• [Material provided]
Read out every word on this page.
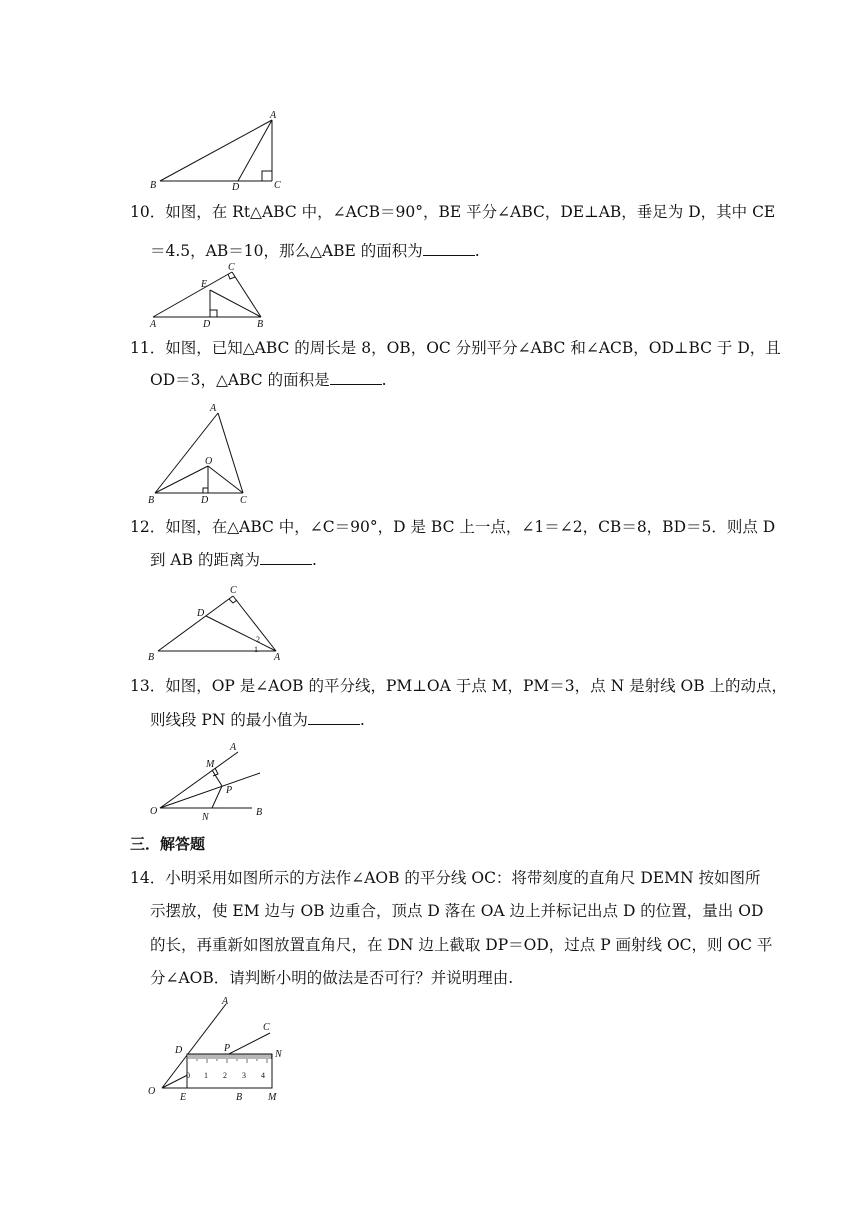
A
B	D	C
10．如图，在 Rt△ABC 中，∠ACB＝90°，BE 平分∠ABC，DE⊥AB，垂足为 D，其中 CE
＝4.5，AB＝10，那么△ABE 的面积为	.
C
E
A	D	B
11．如图，已知△ABC 的周长是 8，OB，OC 分别平分∠ABC 和∠ACB，OD⊥BC 于 D，且
OD＝3，△ABC 的面积是	.
A
O
B	D	C
12．如图，在△ABC 中，∠C＝90°，D 是 BC 上一点，∠1＝∠2，CB＝8，BD＝5．则点 D
到 AB 的距离为	.
C
D
2
1
B	A
13．如图，OP 是∠AOB 的平分线，PM⊥OA 于点 M，PM＝3，点 N 是射线 OB 上的动点，
则线段 PN 的最小值为	.
A
M
P
O
N	B
三．解答题
14．小明采用如图所示的方法作∠AOB 的平分线 OC：将带刻度的直角尺 DEMN 按如图所
示摆放，使 EM 边与 OB 边重合，顶点 D 落在 OA 边上并标记出点 D 的位置，量出 OD
的长，再重新如图放置直角尺，在 DN 边上截取 DP＝OD，过点 P 画射线 OC，则 OC 平
分∠AOB．请判断小明的做法是否可行？并说明理由.
0 1 2 3 4
A
C
D	P
N
O
E	B	M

• [Exercise details]
Output the data exactly. Pictures don't belong in the result.

• [The solution]
Read out every word on this page.
A
B	D	C
10．如图，在 Rt△ABC 中，∠ACB＝90°，BE 平分∠ABC，DE⊥AB，垂足为 D，其中 CE
＝4.5，AB＝10，那么△ABE 的面积为	.
C
E
A	D	B
11．如图，已知△ABC 的周长是 8，OB，OC 分别平分∠ABC 和∠ACB，OD⊥BC 于 D，且
OD＝3，△ABC 的面积是	.
A
O
B	D	C
12．如图，在△ABC 中，∠C＝90°，D 是 BC 上一点，∠1＝∠2，CB＝8，BD＝5．则点 D
到 AB 的距离为	.
C
D
2
1
B	A
13．如图，OP 是∠AOB 的平分线，PM⊥OA 于点 M，PM＝3，点 N 是射线 OB 上的动点，
则线段 PN 的最小值为	.
A
M
P
O
N	B
三．解答题
14．小明采用如图所示的方法作∠AOB 的平分线 OC：将带刻度的直角尺 DEMN 按如图所
示摆放，使 EM 边与 OB 边重合，顶点 D 落在 OA 边上并标记出点 D 的位置，量出 OD
的长，再重新如图放置直角尺，在 DN 边上截取 DP＝OD，过点 P 画射线 OC，则 OC 平
分∠AOB．请判断小明的做法是否可行？并说明理由.
0 1 2 3 4
A
C
D	P
N
O
E	B	M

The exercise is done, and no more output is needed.